-- start Records provided --
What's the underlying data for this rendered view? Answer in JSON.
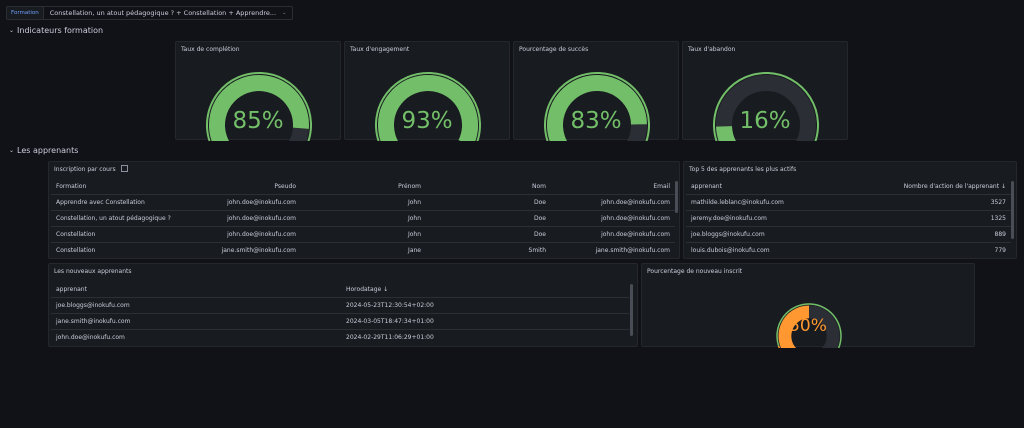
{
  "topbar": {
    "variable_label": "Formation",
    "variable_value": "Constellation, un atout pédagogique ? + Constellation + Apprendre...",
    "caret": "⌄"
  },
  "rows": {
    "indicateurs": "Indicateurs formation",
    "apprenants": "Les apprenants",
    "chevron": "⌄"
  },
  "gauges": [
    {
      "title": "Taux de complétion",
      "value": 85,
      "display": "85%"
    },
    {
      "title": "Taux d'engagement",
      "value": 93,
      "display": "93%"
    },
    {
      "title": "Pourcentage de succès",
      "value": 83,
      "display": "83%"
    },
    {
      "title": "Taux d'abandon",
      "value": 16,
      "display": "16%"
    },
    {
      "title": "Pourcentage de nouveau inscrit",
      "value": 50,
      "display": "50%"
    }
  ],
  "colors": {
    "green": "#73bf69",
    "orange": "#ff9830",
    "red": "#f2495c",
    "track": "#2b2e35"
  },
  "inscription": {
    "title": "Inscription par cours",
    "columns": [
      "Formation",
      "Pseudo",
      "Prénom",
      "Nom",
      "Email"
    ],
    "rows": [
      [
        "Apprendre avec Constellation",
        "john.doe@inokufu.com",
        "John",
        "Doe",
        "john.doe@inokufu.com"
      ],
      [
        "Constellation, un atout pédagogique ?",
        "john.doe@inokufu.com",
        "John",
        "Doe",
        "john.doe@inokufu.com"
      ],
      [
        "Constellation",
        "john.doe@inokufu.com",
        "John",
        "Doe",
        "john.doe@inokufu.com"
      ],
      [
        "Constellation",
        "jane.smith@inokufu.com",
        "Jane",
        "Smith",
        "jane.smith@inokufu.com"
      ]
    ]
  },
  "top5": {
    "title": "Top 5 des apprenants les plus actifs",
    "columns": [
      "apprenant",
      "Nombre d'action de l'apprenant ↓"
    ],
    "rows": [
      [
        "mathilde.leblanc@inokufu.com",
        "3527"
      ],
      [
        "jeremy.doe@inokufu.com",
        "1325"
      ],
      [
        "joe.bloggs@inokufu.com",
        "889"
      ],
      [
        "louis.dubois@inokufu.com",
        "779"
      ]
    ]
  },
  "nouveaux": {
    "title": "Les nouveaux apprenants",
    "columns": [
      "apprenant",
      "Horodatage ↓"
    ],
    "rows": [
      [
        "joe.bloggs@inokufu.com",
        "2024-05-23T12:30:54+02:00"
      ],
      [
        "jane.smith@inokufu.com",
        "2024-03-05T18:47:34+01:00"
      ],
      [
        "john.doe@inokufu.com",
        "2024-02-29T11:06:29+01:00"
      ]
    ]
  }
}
-- end Records provided --
Pick out and copy every line that contains the word "atout".

    "variable_value": "Constellation, un atout pédagogique ? + Constellation + Apprendre...",
        "Constellation, un atout pédagogique ?",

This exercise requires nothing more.